Task to complete. Output the data that follows exactly, line for line.

'''

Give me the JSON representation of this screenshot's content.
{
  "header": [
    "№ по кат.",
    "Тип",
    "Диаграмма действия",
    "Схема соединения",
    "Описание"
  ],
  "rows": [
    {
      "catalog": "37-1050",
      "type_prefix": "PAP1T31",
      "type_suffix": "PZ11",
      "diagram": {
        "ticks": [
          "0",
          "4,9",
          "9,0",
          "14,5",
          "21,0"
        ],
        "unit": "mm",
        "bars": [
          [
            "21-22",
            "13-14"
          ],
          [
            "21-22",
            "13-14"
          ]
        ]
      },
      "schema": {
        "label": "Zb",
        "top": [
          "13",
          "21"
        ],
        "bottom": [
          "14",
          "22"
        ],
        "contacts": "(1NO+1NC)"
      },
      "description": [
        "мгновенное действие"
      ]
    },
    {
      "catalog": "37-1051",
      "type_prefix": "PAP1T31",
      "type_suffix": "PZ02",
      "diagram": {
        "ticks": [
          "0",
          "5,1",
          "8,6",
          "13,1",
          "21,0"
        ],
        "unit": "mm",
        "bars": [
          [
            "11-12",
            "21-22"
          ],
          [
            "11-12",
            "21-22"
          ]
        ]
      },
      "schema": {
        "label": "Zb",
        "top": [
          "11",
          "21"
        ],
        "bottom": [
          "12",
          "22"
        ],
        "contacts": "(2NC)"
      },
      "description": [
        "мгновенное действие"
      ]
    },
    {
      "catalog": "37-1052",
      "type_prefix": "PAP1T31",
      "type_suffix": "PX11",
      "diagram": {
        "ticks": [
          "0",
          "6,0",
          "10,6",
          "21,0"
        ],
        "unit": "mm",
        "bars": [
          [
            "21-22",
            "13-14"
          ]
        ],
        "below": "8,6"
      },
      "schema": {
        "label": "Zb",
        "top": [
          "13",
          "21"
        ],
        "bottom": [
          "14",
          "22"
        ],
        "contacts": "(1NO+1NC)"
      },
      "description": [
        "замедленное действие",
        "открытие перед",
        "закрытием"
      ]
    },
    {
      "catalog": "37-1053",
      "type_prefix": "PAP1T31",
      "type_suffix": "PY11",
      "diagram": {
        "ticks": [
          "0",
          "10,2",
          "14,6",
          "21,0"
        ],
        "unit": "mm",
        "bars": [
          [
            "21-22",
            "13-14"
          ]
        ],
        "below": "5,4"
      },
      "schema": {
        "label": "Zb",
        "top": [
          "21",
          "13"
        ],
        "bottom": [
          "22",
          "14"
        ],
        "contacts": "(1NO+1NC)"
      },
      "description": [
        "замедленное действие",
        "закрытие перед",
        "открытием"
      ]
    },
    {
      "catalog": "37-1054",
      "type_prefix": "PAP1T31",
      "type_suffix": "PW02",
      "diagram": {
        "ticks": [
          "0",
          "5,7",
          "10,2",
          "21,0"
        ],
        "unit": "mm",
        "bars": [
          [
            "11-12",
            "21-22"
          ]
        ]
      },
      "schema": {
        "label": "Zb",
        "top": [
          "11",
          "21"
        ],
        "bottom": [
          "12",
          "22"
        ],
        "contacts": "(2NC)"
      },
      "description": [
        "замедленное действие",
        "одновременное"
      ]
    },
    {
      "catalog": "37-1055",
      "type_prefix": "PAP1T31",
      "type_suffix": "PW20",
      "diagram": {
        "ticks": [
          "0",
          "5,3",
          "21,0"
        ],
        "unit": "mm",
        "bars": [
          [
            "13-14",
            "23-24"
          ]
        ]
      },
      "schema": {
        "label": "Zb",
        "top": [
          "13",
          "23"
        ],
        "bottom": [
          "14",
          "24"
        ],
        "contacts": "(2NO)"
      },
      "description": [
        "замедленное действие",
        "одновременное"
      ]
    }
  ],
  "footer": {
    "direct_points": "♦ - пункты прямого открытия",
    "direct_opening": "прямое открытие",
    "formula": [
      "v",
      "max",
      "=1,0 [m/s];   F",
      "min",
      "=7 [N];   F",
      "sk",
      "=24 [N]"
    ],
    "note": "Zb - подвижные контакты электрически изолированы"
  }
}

'''

Solution for this exercise.
Give me the JSON representation of this screenshot's content.
{
  "header": [
    "№ по кат.",
    "Тип",
    "Диаграмма действия",
    "Схема соединения",
    "Описание"
  ],
  "rows": [
    {
      "catalog": "37-1050",
      "type_prefix": "PAP1T31",
      "type_suffix": "PZ11",
      "diagram": {
        "ticks": [
          "0",
          "4,9",
          "9,0",
          "14,5",
          "21,0"
        ],
        "unit": "mm",
        "bars": [
          [
            "21-22",
            "13-14"
          ],
          [
            "21-22",
            "13-14"
          ]
        ]
      },
      "schema": {
        "label": "Zb",
        "top": [
          "13",
          "21"
        ],
        "bottom": [
          "14",
          "22"
        ],
        "contacts": "(1NO+1NC)"
      },
      "description": [
        "мгновенное действие"
      ]
    },
    {
      "catalog": "37-1051",
      "type_prefix": "PAP1T31",
      "type_suffix": "PZ02",
      "diagram": {
        "ticks": [
          "0",
          "5,1",
          "8,6",
          "13,1",
          "21,0"
        ],
        "unit": "mm",
        "bars": [
          [
            "11-12",
            "21-22"
          ],
          [
            "11-12",
            "21-22"
          ]
        ]
      },
      "schema": {
        "label": "Zb",
        "top": [
          "11",
          "21"
        ],
        "bottom": [
          "12",
          "22"
        ],
        "contacts": "(2NC)"
      },
      "description": [
        "мгновенное действие"
      ]
    },
    {
      "catalog": "37-1052",
      "type_prefix": "PAP1T31",
      "type_suffix": "PX11",
      "diagram": {
        "ticks": [
          "0",
          "6,0",
          "10,6",
          "21,0"
        ],
        "unit": "mm",
        "bars": [
          [
            "21-22",
            "13-14"
          ]
        ],
        "below": "8,6"
      },
      "schema": {
        "label": "Zb",
        "top": [
          "13",
          "21"
        ],
        "bottom": [
          "14",
          "22"
        ],
        "contacts": "(1NO+1NC)"
      },
      "description": [
        "замедленное действие",
        "открытие перед",
        "закрытием"
      ]
    },
    {
      "catalog": "37-1053",
      "type_prefix": "PAP1T31",
      "type_suffix": "PY11",
      "diagram": {
        "ticks": [
          "0",
          "10,2",
          "14,6",
          "21,0"
        ],
        "unit": "mm",
        "bars": [
          [
            "21-22",
            "13-14"
          ]
        ],
        "below": "5,4"
      },
      "schema": {
        "label": "Zb",
        "top": [
          "21",
          "13"
        ],
        "bottom": [
          "22",
          "14"
        ],
        "contacts": "(1NO+1NC)"
      },
      "description": [
        "замедленное действие",
        "закрытие перед",
        "открытием"
      ]
    },
    {
      "catalog": "37-1054",
      "type_prefix": "PAP1T31",
      "type_suffix": "PW02",
      "diagram": {
        "ticks": [
          "0",
          "5,7",
          "10,2",
          "21,0"
        ],
        "unit": "mm",
        "bars": [
          [
            "11-12",
            "21-22"
          ]
        ]
      },
      "schema": {
        "label": "Zb",
        "top": [
          "11",
          "21"
        ],
        "bottom": [
          "12",
          "22"
        ],
        "contacts": "(2NC)"
      },
      "description": [
        "замедленное действие",
        "одновременное"
      ]
    },
    {
      "catalog": "37-1055",
      "type_prefix": "PAP1T31",
      "type_suffix": "PW20",
      "diagram": {
        "ticks": [
          "0",
          "5,3",
          "21,0"
        ],
        "unit": "mm",
        "bars": [
          [
            "13-14",
            "23-24"
          ]
        ]
      },
      "schema": {
        "label": "Zb",
        "top": [
          "13",
          "23"
        ],
        "bottom": [
          "14",
          "24"
        ],
        "contacts": "(2NO)"
      },
      "description": [
        "замедленное действие",
        "одновременное"
      ]
    }
  ],
  "footer": {
    "direct_points": "♦ - пункты прямого открытия",
    "direct_opening": "прямое открытие",
    "formula": [
      "v",
      "max",
      "=1,0 [m/s];   F",
      "min",
      "=7 [N];   F",
      "sk",
      "=24 [N]"
    ],
    "note": "Zb - подвижные контакты электрически изолированы"
  }
}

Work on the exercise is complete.